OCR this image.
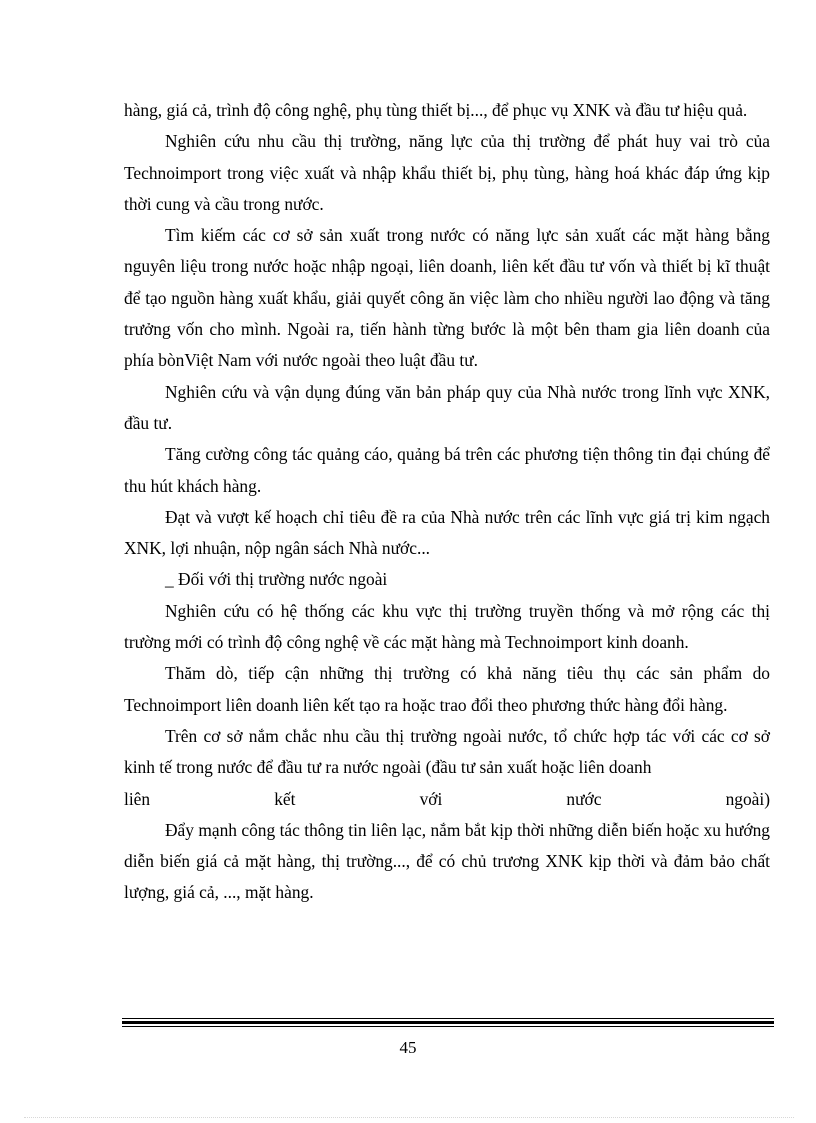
hàng, giá cả, trình độ công nghệ, phụ tùng thiết bị..., để phục vụ XNK và đầu tư hiệu quả.

Nghiên cứu nhu cầu thị trường, năng lực của thị trường để phát huy vai trò của Technoimport trong việc xuất và nhập khẩu thiết bị, phụ tùng, hàng hoá khác đáp ứng kịp thời cung và cầu trong nước.

Tìm kiếm các cơ sở sản xuất trong nước có năng lực sản xuất các mặt hàng bằng nguyên liệu trong nước hoặc nhập ngoại, liên doanh, liên kết đầu tư vốn và thiết bị kĩ thuật để tạo nguồn hàng xuất khẩu, giải quyết công ăn việc làm cho nhiều người lao động và tăng trưởng vốn cho mình. Ngoài ra, tiến hành từng bước là một bên tham gia liên doanh của phía bònViệt Nam với nước ngoài theo luật đầu tư.

Nghiên cứu và vận dụng đúng văn bản pháp quy của Nhà nước trong lĩnh vực XNK, đầu tư.

Tăng cường công tác quảng cáo, quảng bá trên các phương tiện thông tin đại chúng để thu hút khách hàng.

Đạt và vượt kế hoạch chỉ tiêu đề ra của Nhà nước trên các lĩnh vực giá trị kim ngạch XNK, lợi nhuận, nộp ngân sách Nhà nước...

_ Đối với thị trường nước ngoài

Nghiên cứu có hệ thống các khu vực thị trường truyền thống và mở rộng các thị trường mới có trình độ công nghệ về các mặt hàng mà Technoimport kinh doanh.

Thăm dò, tiếp cận những thị trường có khả năng tiêu thụ các sản phẩm do Technoimport liên doanh liên kết tạo ra hoặc trao đổi theo phương thức hàng đổi hàng.

Trên cơ sở nắm chắc nhu cầu thị trường ngoài nước, tổ chức hợp tác với các cơ sở kinh tế trong nước để đầu tư ra nước ngoài (đầu tư sản xuất hoặc liên doanh

liên kết với nước ngoài)

Đẩy mạnh công tác thông tin liên lạc, nắm bắt kịp thời những diễn biến hoặc xu hướng diễn biến giá cả mặt hàng, thị trường..., để có chủ trương XNK kịp thời và đảm bảo chất lượng, giá cả, ..., mặt hàng.

45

== Problem to solve ==
Omit any images, then output the listing exactly.

== Task output ==
OCR this image.
hàng, giá cả, trình độ công nghệ, phụ tùng thiết bị..., để phục vụ XNK và đầu tư hiệu quả.

Nghiên cứu nhu cầu thị trường, năng lực của thị trường để phát huy vai trò của Technoimport trong việc xuất và nhập khẩu thiết bị, phụ tùng, hàng hoá khác đáp ứng kịp thời cung và cầu trong nước.

Tìm kiếm các cơ sở sản xuất trong nước có năng lực sản xuất các mặt hàng bằng nguyên liệu trong nước hoặc nhập ngoại, liên doanh, liên kết đầu tư vốn và thiết bị kĩ thuật để tạo nguồn hàng xuất khẩu, giải quyết công ăn việc làm cho nhiều người lao động và tăng trưởng vốn cho mình. Ngoài ra, tiến hành từng bước là một bên tham gia liên doanh của phía bònViệt Nam với nước ngoài theo luật đầu tư.

Nghiên cứu và vận dụng đúng văn bản pháp quy của Nhà nước trong lĩnh vực XNK, đầu tư.

Tăng cường công tác quảng cáo, quảng bá trên các phương tiện thông tin đại chúng để thu hút khách hàng.

Đạt và vượt kế hoạch chỉ tiêu đề ra của Nhà nước trên các lĩnh vực giá trị kim ngạch XNK, lợi nhuận, nộp ngân sách Nhà nước...

_ Đối với thị trường nước ngoài

Nghiên cứu có hệ thống các khu vực thị trường truyền thống và mở rộng các thị trường mới có trình độ công nghệ về các mặt hàng mà Technoimport kinh doanh.

Thăm dò, tiếp cận những thị trường có khả năng tiêu thụ các sản phẩm do Technoimport liên doanh liên kết tạo ra hoặc trao đổi theo phương thức hàng đổi hàng.

Trên cơ sở nắm chắc nhu cầu thị trường ngoài nước, tổ chức hợp tác với các cơ sở kinh tế trong nước để đầu tư ra nước ngoài (đầu tư sản xuất hoặc liên doanh

liên kết với nước ngoài)

Đẩy mạnh công tác thông tin liên lạc, nắm bắt kịp thời những diễn biến hoặc xu hướng diễn biến giá cả mặt hàng, thị trường..., để có chủ trương XNK kịp thời và đảm bảo chất lượng, giá cả, ..., mặt hàng.

45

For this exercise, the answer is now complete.